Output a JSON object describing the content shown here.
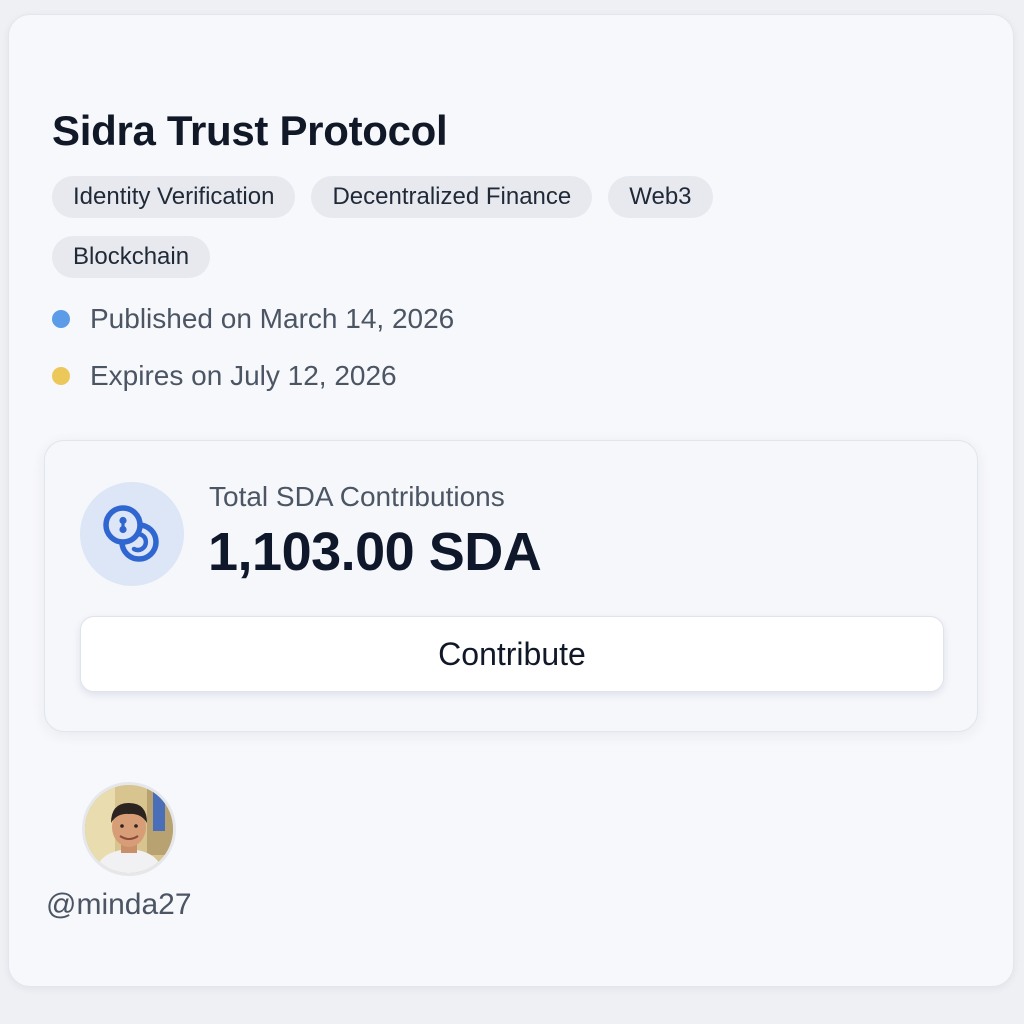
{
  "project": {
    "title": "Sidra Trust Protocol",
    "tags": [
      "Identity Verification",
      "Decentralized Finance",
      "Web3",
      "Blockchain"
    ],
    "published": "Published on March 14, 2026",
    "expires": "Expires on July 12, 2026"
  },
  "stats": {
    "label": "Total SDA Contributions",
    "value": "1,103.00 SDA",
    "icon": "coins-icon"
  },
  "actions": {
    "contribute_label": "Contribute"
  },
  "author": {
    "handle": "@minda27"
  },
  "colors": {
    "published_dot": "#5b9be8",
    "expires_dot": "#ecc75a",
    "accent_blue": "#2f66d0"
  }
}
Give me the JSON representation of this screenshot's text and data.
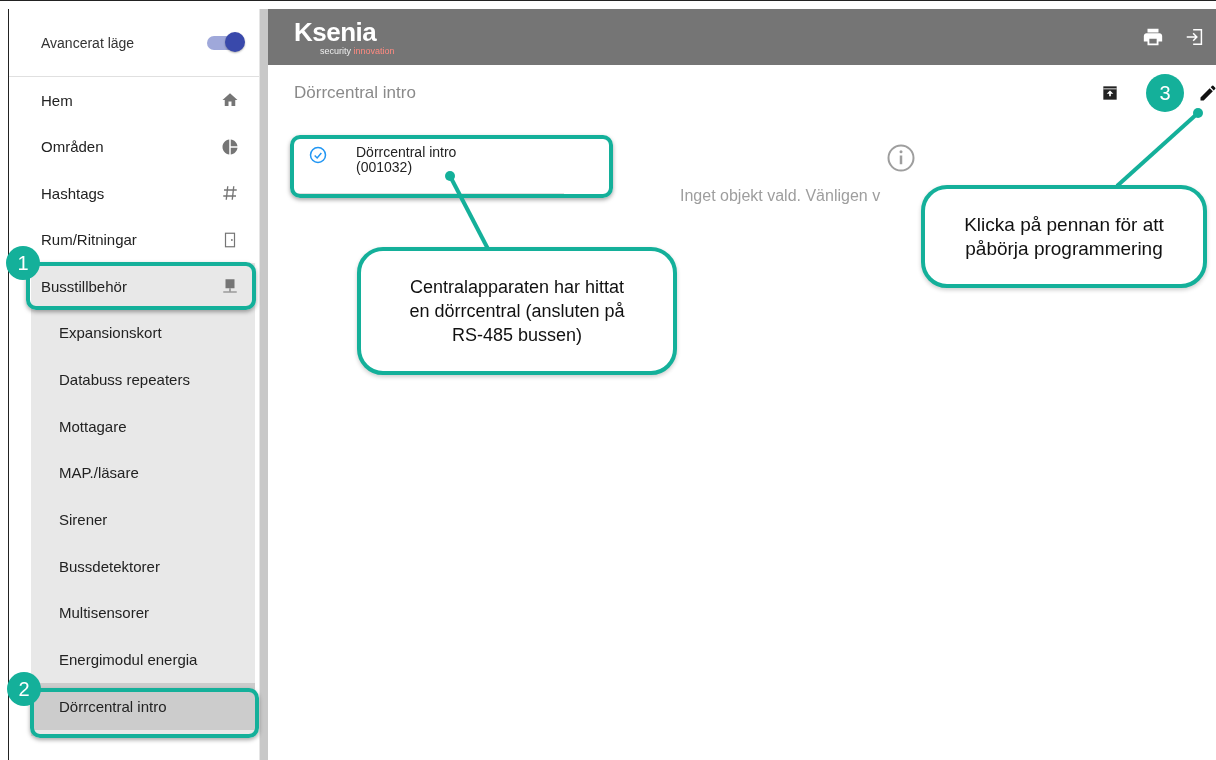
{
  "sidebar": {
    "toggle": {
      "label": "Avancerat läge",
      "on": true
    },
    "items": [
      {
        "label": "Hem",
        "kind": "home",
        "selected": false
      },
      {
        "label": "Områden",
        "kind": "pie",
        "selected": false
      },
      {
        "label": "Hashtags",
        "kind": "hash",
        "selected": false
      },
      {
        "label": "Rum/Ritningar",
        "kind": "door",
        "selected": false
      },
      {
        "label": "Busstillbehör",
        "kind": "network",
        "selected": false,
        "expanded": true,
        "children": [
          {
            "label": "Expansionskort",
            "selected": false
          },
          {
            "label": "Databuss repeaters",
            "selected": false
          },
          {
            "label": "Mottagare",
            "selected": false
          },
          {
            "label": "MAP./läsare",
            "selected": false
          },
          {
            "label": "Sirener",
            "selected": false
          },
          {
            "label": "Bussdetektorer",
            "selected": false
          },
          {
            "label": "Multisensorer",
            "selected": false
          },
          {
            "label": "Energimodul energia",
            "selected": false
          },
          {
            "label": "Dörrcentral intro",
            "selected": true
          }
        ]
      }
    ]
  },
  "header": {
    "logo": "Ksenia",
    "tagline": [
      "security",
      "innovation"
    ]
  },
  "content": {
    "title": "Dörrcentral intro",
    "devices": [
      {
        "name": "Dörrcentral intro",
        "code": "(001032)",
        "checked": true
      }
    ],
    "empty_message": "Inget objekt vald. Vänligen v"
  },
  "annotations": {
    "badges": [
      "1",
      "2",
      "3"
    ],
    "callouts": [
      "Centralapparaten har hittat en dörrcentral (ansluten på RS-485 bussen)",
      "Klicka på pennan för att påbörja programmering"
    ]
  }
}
——
### [Brief]
Keep the pictures out and write out the records exactly.

### [Problem solution]
Output a JSON object describing the content shown here.
{
  "project": {
    "title": "Sidra Trust Protocol",
    "tags": [
      "Identity Verification",
      "Decentralized Finance",
      "Web3",
      "Blockchain"
    ],
    "published": "Published on March 14, 2026",
    "expires": "Expires on July 12, 2026"
  },
  "stats": {
    "label": "Total SDA Contributions",
    "value": "1,103.00 SDA",
    "icon": "coins-icon"
  },
  "actions": {
    "contribute_label": "Contribute"
  },
  "author": {
    "handle": "@minda27"
  },
  "colors": {
    "published_dot": "#5b9be8",
    "expires_dot": "#ecc75a",
    "accent_blue": "#2f66d0"
  }
}
Give me the JSON representation of this screenshot's text and data.
{
  "sidebar": {
    "toggle": {
      "label": "Avancerat läge",
      "on": true
    },
    "items": [
      {
        "label": "Hem",
        "kind": "home",
        "selected": false
      },
      {
        "label": "Områden",
        "kind": "pie",
        "selected": false
      },
      {
        "label": "Hashtags",
        "kind": "hash",
        "selected": false
      },
      {
        "label": "Rum/Ritningar",
        "kind": "door",
        "selected": false
      },
      {
        "label": "Busstillbehör",
        "kind": "network",
        "selected": false,
        "expanded": true,
        "children": [
          {
            "label": "Expansionskort",
            "selected": false
          },
          {
            "label": "Databuss repeaters",
            "selected": false
          },
          {
            "label": "Mottagare",
            "selected": false
          },
          {
            "label": "MAP./läsare",
            "selected": false
          },
          {
            "label": "Sirener",
            "selected": false
          },
          {
            "label": "Bussdetektorer",
            "selected": false
          },
          {
            "label": "Multisensorer",
            "selected": false
          },
          {
            "label": "Energimodul energia",
            "selected": false
          },
          {
            "label": "Dörrcentral intro",
            "selected": true
          }
        ]
      }
    ]
  },
  "header": {
    "logo": "Ksenia",
    "tagline": [
      "security",
      "innovation"
    ]
  },
  "content": {
    "title": "Dörrcentral intro",
    "devices": [
      {
        "name": "Dörrcentral intro",
        "code": "(001032)",
        "checked": true
      }
    ],
    "empty_message": "Inget objekt vald. Vänligen v"
  },
  "annotations": {
    "badges": [
      "1",
      "2",
      "3"
    ],
    "callouts": [
      "Centralapparaten har hittat en dörrcentral (ansluten på RS-485 bussen)",
      "Klicka på pennan för att påbörja programmering"
    ]
  }
}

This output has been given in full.